• _RECORDS FOR PROCESSING_

— Begin —

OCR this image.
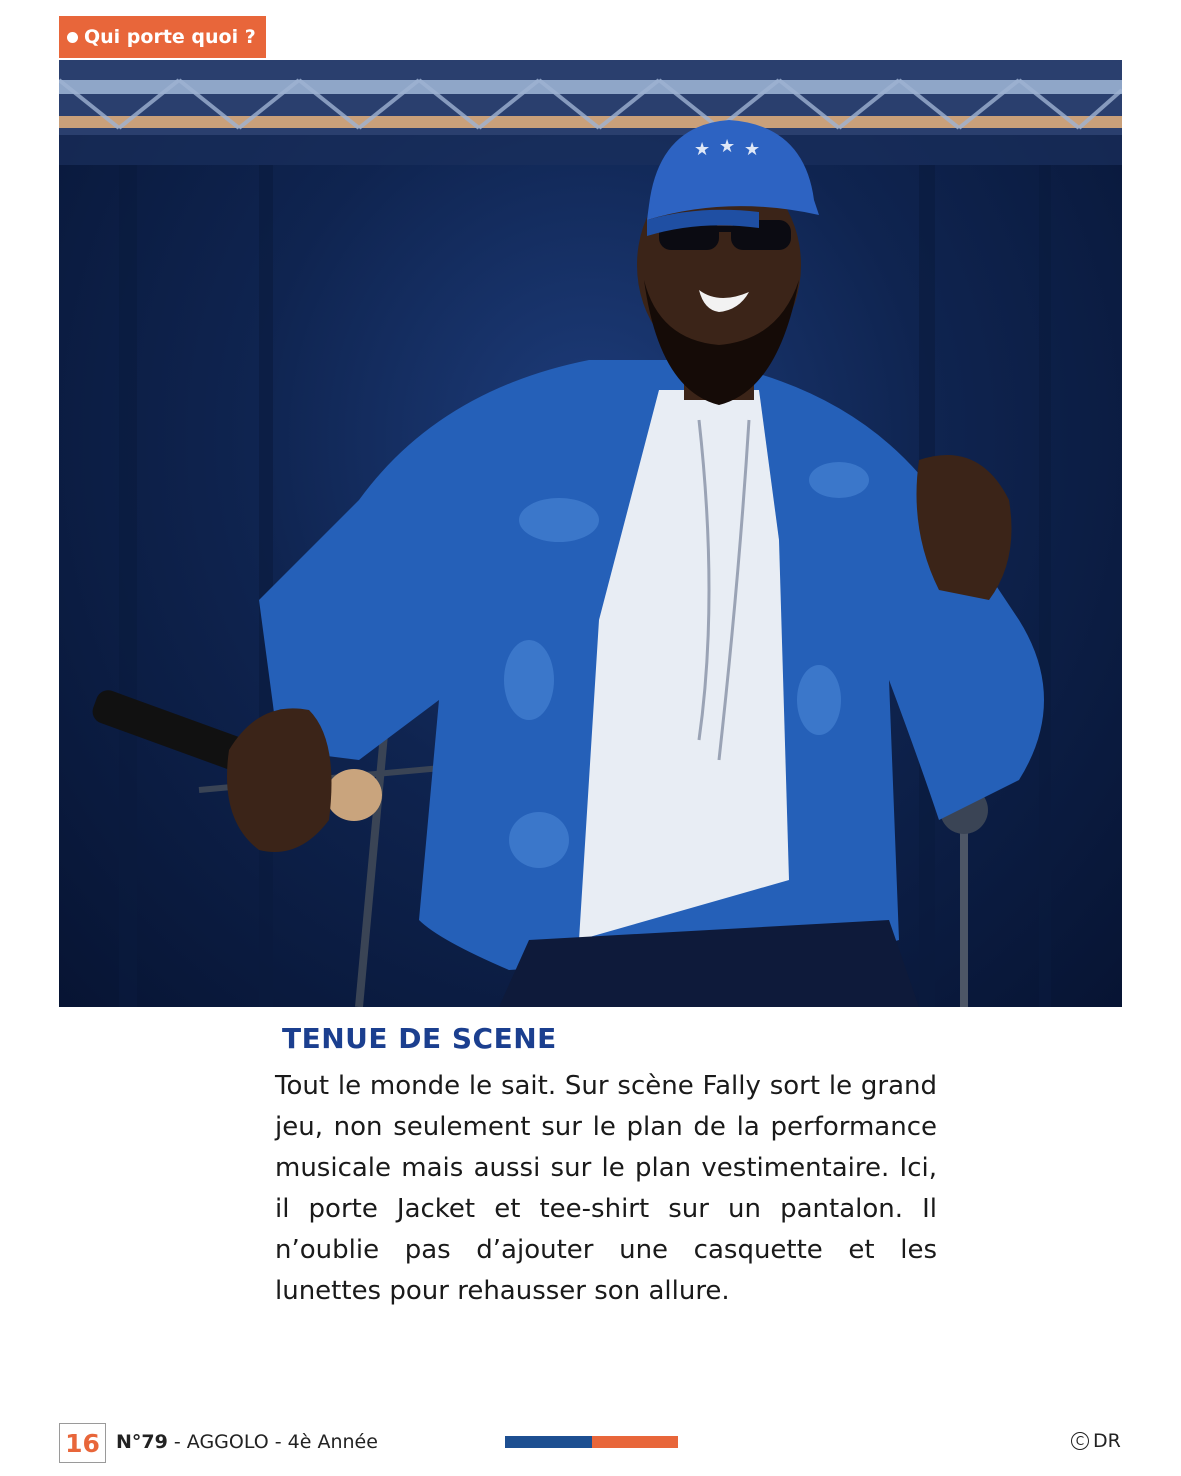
Qui porte quoi ?
★ ★ ★
TENUE DE SCENE

Tout le monde le sait. Sur scène Fally sort le grand jeu, non seulement sur le plan de la performance musicale mais aussi sur le plan vestimentaire. Ici, il porte Jacket et tee-shirt sur un pantalon. Il n’oublie pas d’ajouter une casquette et les lunettes pour rehausser son allure.

16 N°79 - AGGOLO - 4è Année	C DR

— End —

Pictures are not part of the copy; reproduce everything else in the records exactly.

OCR this image.
Qui porte quoi ?
★ ★ ★
TENUE DE SCENE

Tout le monde le sait. Sur scène Fally sort le grand jeu, non seulement sur le plan de la performance musicale mais aussi sur le plan vestimentaire. Ici, il porte Jacket et tee-shirt sur un pantalon. Il n’oublie pas d’ajouter une casquette et les lunettes pour rehausser son allure.

16 N°79 - AGGOLO - 4è Année	C DR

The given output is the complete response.